→ Job: Each record must be retyped in full. No character may differ.

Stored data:
──────

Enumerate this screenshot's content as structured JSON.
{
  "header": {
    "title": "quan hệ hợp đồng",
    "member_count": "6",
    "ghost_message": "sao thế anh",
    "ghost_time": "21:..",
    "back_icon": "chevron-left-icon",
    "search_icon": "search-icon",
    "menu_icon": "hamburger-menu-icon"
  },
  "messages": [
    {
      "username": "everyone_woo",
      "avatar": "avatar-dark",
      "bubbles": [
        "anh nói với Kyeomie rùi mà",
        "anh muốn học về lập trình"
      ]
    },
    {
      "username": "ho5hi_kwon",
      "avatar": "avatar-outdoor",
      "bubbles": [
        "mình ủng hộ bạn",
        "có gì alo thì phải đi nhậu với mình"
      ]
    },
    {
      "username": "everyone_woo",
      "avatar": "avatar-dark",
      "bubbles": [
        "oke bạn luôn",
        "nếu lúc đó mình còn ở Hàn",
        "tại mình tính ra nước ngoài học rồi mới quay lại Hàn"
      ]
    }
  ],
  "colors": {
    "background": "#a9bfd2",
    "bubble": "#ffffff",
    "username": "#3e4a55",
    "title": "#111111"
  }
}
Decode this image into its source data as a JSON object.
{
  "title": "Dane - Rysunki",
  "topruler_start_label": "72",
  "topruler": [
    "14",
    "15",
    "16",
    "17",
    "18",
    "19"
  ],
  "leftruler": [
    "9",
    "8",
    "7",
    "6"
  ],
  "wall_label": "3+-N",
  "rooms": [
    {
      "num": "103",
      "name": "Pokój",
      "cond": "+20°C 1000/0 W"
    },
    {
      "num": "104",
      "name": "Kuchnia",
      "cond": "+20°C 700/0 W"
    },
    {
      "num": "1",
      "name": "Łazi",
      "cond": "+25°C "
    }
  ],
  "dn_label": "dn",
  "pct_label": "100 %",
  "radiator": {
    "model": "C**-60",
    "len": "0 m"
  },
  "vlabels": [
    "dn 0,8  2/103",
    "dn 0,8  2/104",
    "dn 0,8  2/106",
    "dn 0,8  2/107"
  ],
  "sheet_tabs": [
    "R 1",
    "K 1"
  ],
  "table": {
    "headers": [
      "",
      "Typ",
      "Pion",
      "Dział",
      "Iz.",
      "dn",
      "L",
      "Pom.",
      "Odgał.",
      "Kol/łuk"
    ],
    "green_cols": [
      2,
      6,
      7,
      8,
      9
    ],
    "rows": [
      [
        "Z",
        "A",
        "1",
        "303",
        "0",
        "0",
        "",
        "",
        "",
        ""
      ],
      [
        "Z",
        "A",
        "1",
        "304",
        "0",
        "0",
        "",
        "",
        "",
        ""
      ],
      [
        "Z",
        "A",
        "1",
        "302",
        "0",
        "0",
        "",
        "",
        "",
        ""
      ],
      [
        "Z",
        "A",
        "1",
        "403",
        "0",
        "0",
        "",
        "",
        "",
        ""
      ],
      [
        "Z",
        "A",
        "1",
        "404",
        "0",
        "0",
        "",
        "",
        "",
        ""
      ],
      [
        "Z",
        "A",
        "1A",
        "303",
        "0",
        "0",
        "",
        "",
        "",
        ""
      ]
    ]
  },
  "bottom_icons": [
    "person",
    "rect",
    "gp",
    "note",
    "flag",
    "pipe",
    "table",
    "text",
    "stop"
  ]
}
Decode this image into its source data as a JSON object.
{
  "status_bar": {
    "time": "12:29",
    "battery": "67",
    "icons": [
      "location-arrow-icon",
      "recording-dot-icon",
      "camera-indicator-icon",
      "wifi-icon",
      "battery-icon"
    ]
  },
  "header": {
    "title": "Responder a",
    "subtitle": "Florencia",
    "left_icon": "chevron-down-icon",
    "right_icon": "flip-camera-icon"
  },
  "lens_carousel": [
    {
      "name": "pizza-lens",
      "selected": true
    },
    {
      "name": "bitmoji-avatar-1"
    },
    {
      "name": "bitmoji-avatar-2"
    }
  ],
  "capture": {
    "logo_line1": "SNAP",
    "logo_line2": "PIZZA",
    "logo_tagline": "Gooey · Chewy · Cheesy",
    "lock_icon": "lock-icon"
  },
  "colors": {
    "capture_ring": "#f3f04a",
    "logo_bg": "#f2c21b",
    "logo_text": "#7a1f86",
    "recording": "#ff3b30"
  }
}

──────

→ Result of the exercise:
Enumerate this screenshot's content as structured JSON.
{
  "header": {
    "title": "quan hệ hợp đồng",
    "member_count": "6",
    "ghost_message": "sao thế anh",
    "ghost_time": "21:..",
    "back_icon": "chevron-left-icon",
    "search_icon": "search-icon",
    "menu_icon": "hamburger-menu-icon"
  },
  "messages": [
    {
      "username": "everyone_woo",
      "avatar": "avatar-dark",
      "bubbles": [
        "anh nói với Kyeomie rùi mà",
        "anh muốn học về lập trình"
      ]
    },
    {
      "username": "ho5hi_kwon",
      "avatar": "avatar-outdoor",
      "bubbles": [
        "mình ủng hộ bạn",
        "có gì alo thì phải đi nhậu với mình"
      ]
    },
    {
      "username": "everyone_woo",
      "avatar": "avatar-dark",
      "bubbles": [
        "oke bạn luôn",
        "nếu lúc đó mình còn ở Hàn",
        "tại mình tính ra nước ngoài học rồi mới quay lại Hàn"
      ]
    }
  ],
  "colors": {
    "background": "#a9bfd2",
    "bubble": "#ffffff",
    "username": "#3e4a55",
    "title": "#111111"
  }
}
Decode this image into its source data as a JSON object.
{
  "title": "Dane - Rysunki",
  "topruler_start_label": "72",
  "topruler": [
    "14",
    "15",
    "16",
    "17",
    "18",
    "19"
  ],
  "leftruler": [
    "9",
    "8",
    "7",
    "6"
  ],
  "wall_label": "3+-N",
  "rooms": [
    {
      "num": "103",
      "name": "Pokój",
      "cond": "+20°C 1000/0 W"
    },
    {
      "num": "104",
      "name": "Kuchnia",
      "cond": "+20°C 700/0 W"
    },
    {
      "num": "1",
      "name": "Łazi",
      "cond": "+25°C "
    }
  ],
  "dn_label": "dn",
  "pct_label": "100 %",
  "radiator": {
    "model": "C**-60",
    "len": "0 m"
  },
  "vlabels": [
    "dn 0,8  2/103",
    "dn 0,8  2/104",
    "dn 0,8  2/106",
    "dn 0,8  2/107"
  ],
  "sheet_tabs": [
    "R 1",
    "K 1"
  ],
  "table": {
    "headers": [
      "",
      "Typ",
      "Pion",
      "Dział",
      "Iz.",
      "dn",
      "L",
      "Pom.",
      "Odgał.",
      "Kol/łuk"
    ],
    "green_cols": [
      2,
      6,
      7,
      8,
      9
    ],
    "rows": [
      [
        "Z",
        "A",
        "1",
        "303",
        "0",
        "0",
        "",
        "",
        "",
        ""
      ],
      [
        "Z",
        "A",
        "1",
        "304",
        "0",
        "0",
        "",
        "",
        "",
        ""
      ],
      [
        "Z",
        "A",
        "1",
        "302",
        "0",
        "0",
        "",
        "",
        "",
        ""
      ],
      [
        "Z",
        "A",
        "1",
        "403",
        "0",
        "0",
        "",
        "",
        "",
        ""
      ],
      [
        "Z",
        "A",
        "1",
        "404",
        "0",
        "0",
        "",
        "",
        "",
        ""
      ],
      [
        "Z",
        "A",
        "1A",
        "303",
        "0",
        "0",
        "",
        "",
        "",
        ""
      ]
    ]
  },
  "bottom_icons": [
    "person",
    "rect",
    "gp",
    "note",
    "flag",
    "pipe",
    "table",
    "text",
    "stop"
  ]
}
Decode this image into its source data as a JSON object.
{
  "status_bar": {
    "time": "12:29",
    "battery": "67",
    "icons": [
      "location-arrow-icon",
      "recording-dot-icon",
      "camera-indicator-icon",
      "wifi-icon",
      "battery-icon"
    ]
  },
  "header": {
    "title": "Responder a",
    "subtitle": "Florencia",
    "left_icon": "chevron-down-icon",
    "right_icon": "flip-camera-icon"
  },
  "lens_carousel": [
    {
      "name": "pizza-lens",
      "selected": true
    },
    {
      "name": "bitmoji-avatar-1"
    },
    {
      "name": "bitmoji-avatar-2"
    }
  ],
  "capture": {
    "logo_line1": "SNAP",
    "logo_line2": "PIZZA",
    "logo_tagline": "Gooey · Chewy · Cheesy",
    "lock_icon": "lock-icon"
  },
  "colors": {
    "capture_ring": "#f3f04a",
    "logo_bg": "#f2c21b",
    "logo_text": "#7a1f86",
    "recording": "#ff3b30"
  }
}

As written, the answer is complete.